## Exercise objective
Convert the stretch of the rows below that opens with the line containing "Decompose this screenshot" and closes with the line containing "width-label: 61cm: [118, 401, 157, 418]" into a Markdown table with the columns No. and Line, numbering each line and skipping blank ones. Leave the pictures out.

## Record extracts
________________________

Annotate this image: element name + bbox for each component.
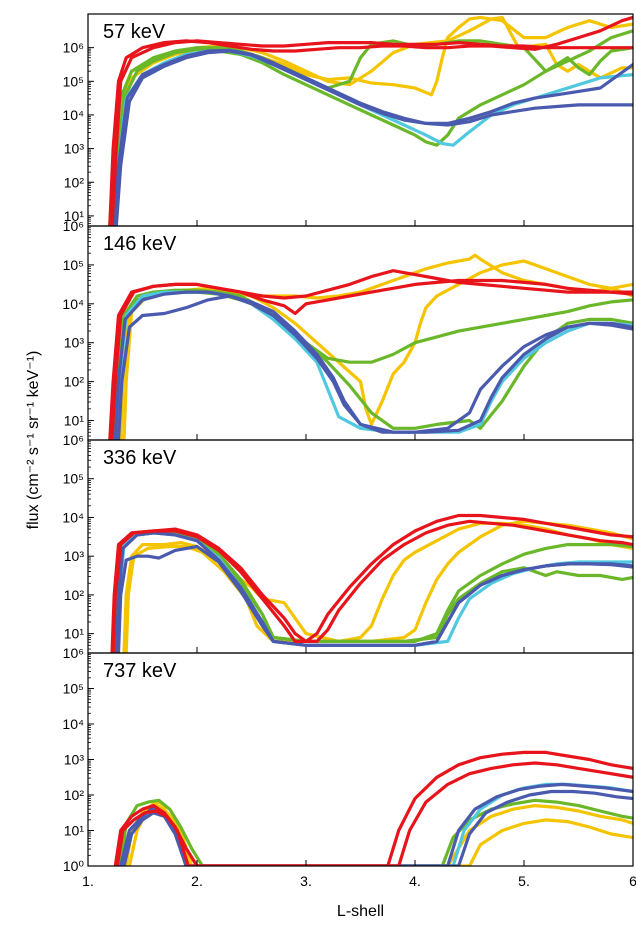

________________________

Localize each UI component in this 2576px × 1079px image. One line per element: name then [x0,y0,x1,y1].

________________________

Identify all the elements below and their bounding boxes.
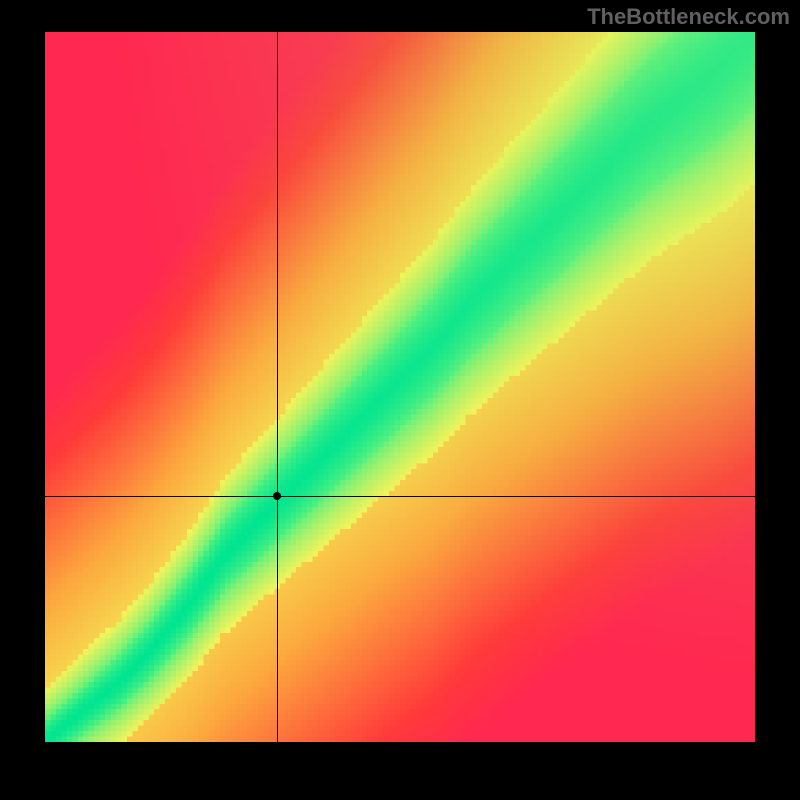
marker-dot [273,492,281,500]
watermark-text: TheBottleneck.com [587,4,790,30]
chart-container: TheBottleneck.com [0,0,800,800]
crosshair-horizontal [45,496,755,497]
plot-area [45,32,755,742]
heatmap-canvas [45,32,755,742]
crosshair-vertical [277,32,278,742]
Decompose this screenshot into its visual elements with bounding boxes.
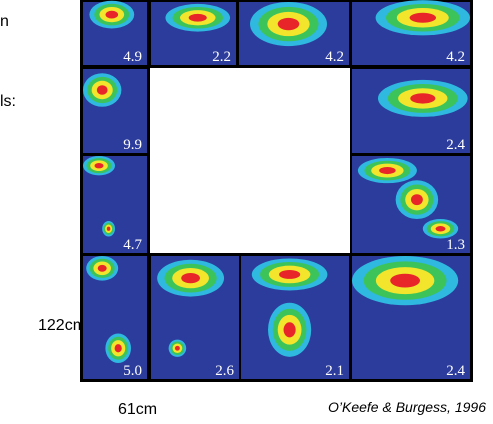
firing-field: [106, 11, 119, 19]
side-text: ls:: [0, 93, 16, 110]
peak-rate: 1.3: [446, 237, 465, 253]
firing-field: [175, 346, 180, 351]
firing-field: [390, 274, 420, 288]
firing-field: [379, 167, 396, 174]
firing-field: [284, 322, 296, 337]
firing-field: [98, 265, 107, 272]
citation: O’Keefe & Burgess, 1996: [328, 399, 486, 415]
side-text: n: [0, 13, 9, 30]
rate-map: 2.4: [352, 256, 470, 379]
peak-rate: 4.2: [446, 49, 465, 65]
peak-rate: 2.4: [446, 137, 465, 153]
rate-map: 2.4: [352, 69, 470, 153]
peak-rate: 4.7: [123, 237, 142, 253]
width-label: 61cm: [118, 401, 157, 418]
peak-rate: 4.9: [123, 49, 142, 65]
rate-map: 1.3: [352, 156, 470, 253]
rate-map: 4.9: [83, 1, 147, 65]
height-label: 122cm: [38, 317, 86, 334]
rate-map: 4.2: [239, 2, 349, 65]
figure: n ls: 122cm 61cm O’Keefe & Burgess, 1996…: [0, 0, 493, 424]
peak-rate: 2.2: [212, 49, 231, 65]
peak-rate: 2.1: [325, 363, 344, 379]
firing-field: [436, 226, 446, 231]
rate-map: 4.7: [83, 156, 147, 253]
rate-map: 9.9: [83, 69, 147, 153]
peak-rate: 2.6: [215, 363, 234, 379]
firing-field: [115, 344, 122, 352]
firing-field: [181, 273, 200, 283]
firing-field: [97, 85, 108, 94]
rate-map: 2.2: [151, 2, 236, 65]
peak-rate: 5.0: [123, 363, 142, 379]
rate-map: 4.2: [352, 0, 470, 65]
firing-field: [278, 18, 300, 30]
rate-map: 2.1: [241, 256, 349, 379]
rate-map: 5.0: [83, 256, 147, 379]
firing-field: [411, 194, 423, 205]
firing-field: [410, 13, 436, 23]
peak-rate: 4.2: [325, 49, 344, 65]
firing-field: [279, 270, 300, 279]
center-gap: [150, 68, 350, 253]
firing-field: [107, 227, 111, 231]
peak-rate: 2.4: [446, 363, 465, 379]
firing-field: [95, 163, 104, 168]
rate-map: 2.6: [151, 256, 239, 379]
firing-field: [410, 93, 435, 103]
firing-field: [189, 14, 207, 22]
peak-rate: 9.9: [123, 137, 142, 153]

________________________

## Expected output
| No. | Line |
|---|---|
| 1 | Decompose this screenshot into its visual elements with bounding boxes. |
| 2 | firing-field: [106, 11, 119, 19] |
| 3 | side-text: ls:: [0, 93, 16, 110] |
| 4 | peak-rate: 1.3: [446, 237, 465, 253] |
| 5 | firing-field: [175, 346, 180, 351] |
| 6 | firing-field: [390, 274, 420, 288] |
| 7 | firing-field: [379, 167, 396, 174] |
| 8 | firing-field: [284, 322, 296, 337] |
| 9 | firing-field: [98, 265, 107, 272] |
| 10 | citation: O’Keefe & Burgess, 1996: [328, 399, 486, 415] |
| 11 | side-text: n: [0, 13, 9, 30] |
| 12 | rate-map: 2.4: [352, 256, 470, 379] |
| 13 | peak-rate: 4.2: [446, 49, 465, 65] |
| 14 | peak-rate: 2.4: [446, 137, 465, 153] |
| 15 | rate-map: 2.4: [352, 69, 470, 153] |
| 16 | peak-rate: 4.7: [123, 237, 142, 253] |
| 17 | width-label: 61cm: [118, 401, 157, 418] |